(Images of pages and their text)

────────────────────

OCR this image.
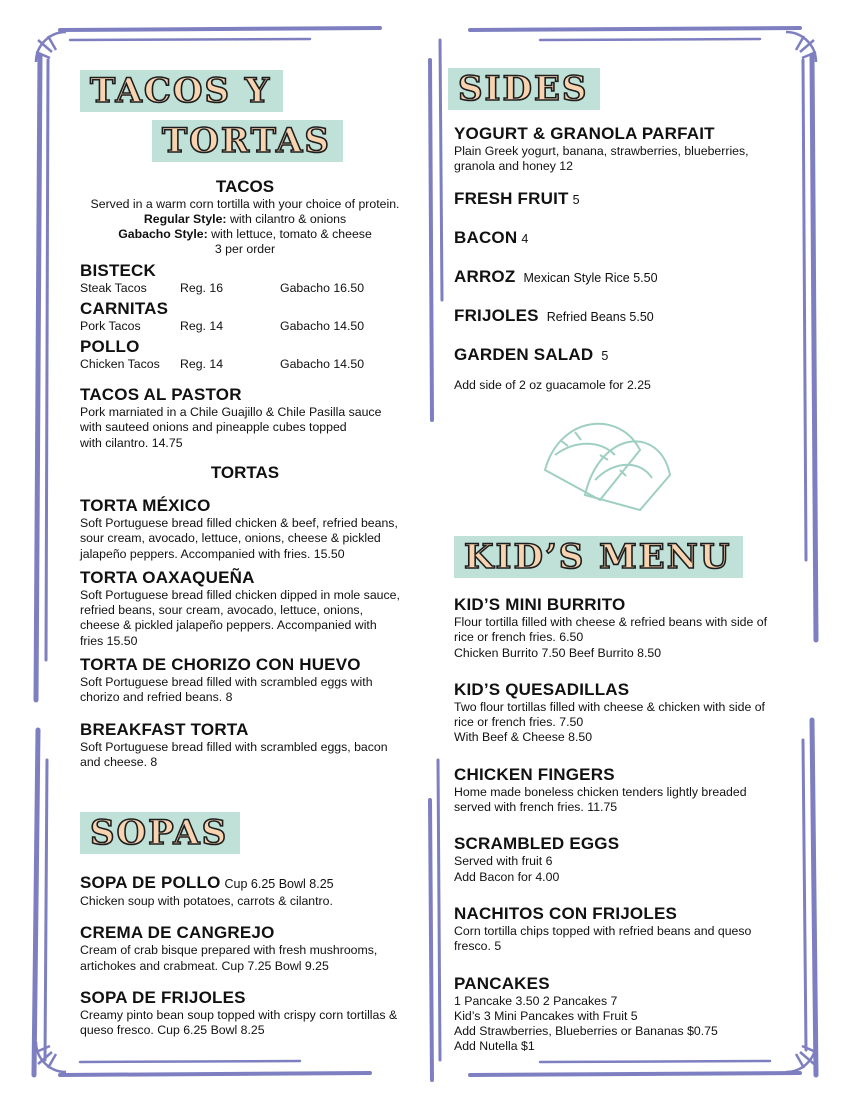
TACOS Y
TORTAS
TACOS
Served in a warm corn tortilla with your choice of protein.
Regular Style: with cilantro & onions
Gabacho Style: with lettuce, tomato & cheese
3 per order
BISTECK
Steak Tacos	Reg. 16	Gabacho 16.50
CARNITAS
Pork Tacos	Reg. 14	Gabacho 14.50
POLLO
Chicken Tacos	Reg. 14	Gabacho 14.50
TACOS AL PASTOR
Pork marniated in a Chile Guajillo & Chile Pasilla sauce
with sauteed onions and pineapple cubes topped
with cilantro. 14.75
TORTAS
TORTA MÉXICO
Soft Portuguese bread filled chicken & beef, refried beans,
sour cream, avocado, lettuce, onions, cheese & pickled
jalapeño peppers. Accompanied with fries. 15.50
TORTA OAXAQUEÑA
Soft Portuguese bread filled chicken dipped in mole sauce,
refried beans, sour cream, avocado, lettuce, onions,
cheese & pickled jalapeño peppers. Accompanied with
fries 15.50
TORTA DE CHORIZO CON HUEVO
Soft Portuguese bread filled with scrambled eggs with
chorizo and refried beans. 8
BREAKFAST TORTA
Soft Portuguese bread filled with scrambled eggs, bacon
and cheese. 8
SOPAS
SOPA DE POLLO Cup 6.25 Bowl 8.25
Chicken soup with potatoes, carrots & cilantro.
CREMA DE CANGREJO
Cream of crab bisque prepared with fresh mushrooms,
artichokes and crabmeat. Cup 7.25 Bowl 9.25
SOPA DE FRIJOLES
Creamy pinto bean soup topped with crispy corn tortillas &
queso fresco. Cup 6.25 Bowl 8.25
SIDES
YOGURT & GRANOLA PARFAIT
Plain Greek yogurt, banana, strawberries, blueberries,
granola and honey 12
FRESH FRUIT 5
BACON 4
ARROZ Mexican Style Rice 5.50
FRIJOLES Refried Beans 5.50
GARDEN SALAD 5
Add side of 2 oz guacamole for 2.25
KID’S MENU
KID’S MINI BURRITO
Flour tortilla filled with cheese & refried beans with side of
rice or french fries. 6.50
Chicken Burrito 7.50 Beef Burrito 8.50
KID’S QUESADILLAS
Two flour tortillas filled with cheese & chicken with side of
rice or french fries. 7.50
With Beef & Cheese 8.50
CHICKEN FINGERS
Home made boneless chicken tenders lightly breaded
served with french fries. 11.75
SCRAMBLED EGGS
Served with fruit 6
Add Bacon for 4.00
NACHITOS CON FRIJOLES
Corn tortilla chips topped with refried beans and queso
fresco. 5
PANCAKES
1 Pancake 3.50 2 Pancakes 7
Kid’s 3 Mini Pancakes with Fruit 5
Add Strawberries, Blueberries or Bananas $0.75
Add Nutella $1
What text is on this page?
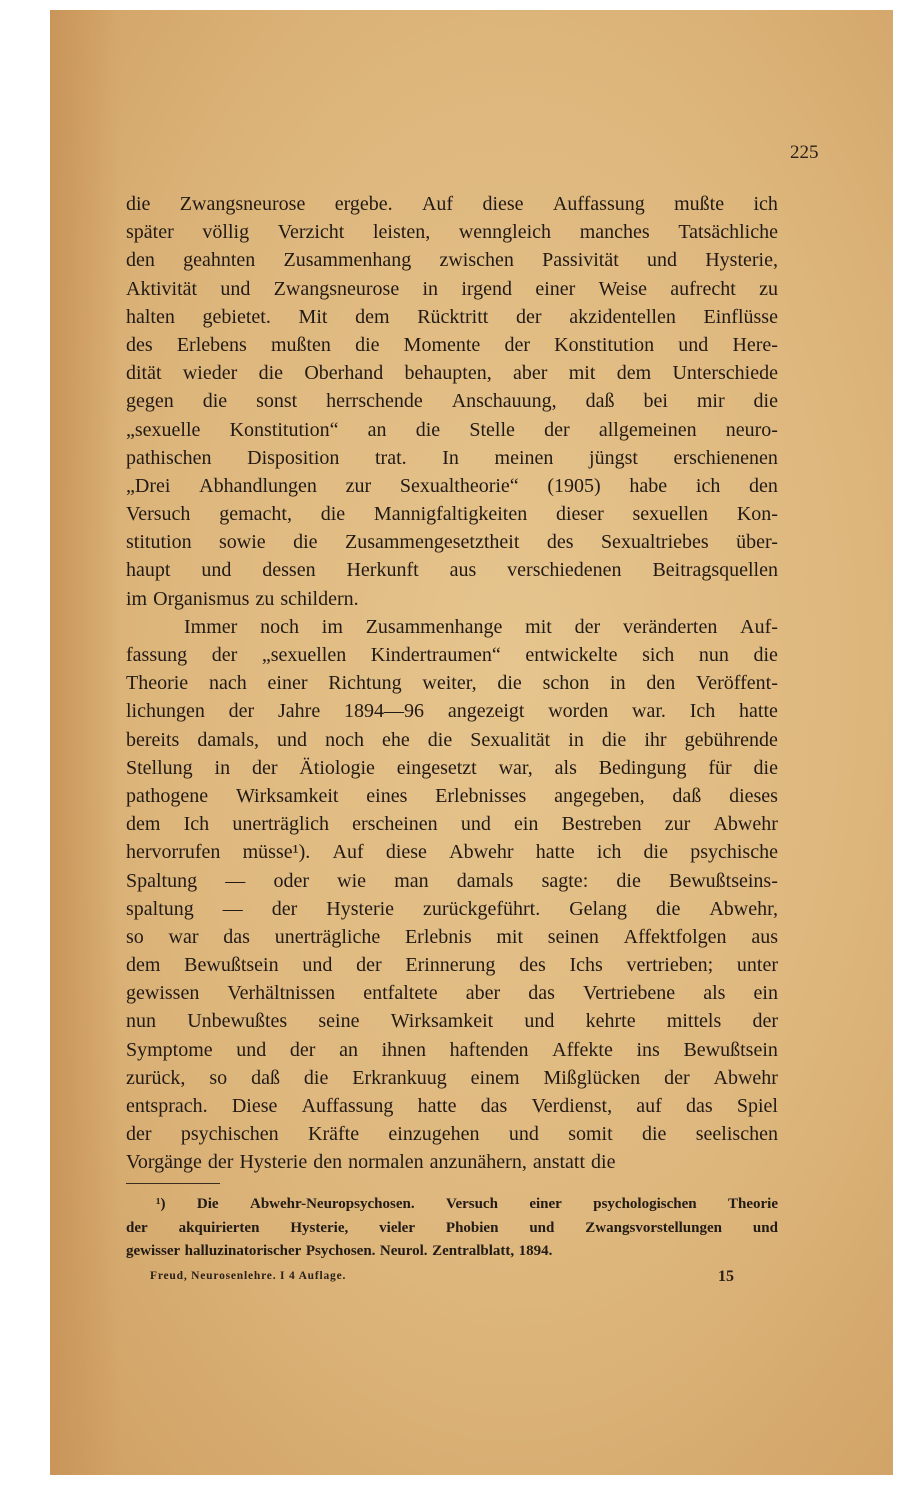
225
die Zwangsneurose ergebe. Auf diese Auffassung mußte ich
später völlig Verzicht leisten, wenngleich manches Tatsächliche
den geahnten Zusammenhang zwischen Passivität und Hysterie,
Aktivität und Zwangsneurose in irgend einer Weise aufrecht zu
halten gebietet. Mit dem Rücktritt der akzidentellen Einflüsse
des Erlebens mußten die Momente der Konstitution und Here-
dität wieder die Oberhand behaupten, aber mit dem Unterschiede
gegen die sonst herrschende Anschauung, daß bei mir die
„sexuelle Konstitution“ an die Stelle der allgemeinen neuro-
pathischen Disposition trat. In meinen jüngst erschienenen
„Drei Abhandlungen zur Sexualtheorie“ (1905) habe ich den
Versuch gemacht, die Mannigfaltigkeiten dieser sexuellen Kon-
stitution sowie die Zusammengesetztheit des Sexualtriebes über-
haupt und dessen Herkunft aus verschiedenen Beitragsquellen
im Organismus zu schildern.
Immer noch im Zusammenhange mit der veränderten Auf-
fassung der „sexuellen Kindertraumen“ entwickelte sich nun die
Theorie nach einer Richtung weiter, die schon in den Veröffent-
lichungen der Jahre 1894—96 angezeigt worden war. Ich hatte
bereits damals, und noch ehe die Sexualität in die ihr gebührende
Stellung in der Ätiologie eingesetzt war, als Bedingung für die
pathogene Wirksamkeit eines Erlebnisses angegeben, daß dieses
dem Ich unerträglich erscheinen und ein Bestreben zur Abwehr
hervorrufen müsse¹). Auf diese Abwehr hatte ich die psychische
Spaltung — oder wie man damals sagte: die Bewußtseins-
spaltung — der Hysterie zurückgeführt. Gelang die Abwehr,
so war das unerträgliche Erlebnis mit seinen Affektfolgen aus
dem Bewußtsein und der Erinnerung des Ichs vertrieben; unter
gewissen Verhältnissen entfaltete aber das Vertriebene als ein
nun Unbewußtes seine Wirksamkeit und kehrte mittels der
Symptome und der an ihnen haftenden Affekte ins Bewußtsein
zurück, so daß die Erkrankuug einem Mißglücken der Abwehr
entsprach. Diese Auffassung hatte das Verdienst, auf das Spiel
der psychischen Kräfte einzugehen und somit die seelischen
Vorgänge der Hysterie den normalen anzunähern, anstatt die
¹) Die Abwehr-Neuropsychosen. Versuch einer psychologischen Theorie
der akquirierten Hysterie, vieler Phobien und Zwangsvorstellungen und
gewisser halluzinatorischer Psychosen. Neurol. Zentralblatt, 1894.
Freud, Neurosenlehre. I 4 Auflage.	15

────────────────────

**Exercise brief**
Among the records above, find each line holding "einer" and list it.

**Answer to this exercise**
Aktivität und Zwangsneurose in irgend einer Weise aufrecht zu
Theorie nach einer Richtung weiter, die schon in den Veröffent-
¹) Die Abwehr-Neuropsychosen. Versuch einer psychologischen Theorie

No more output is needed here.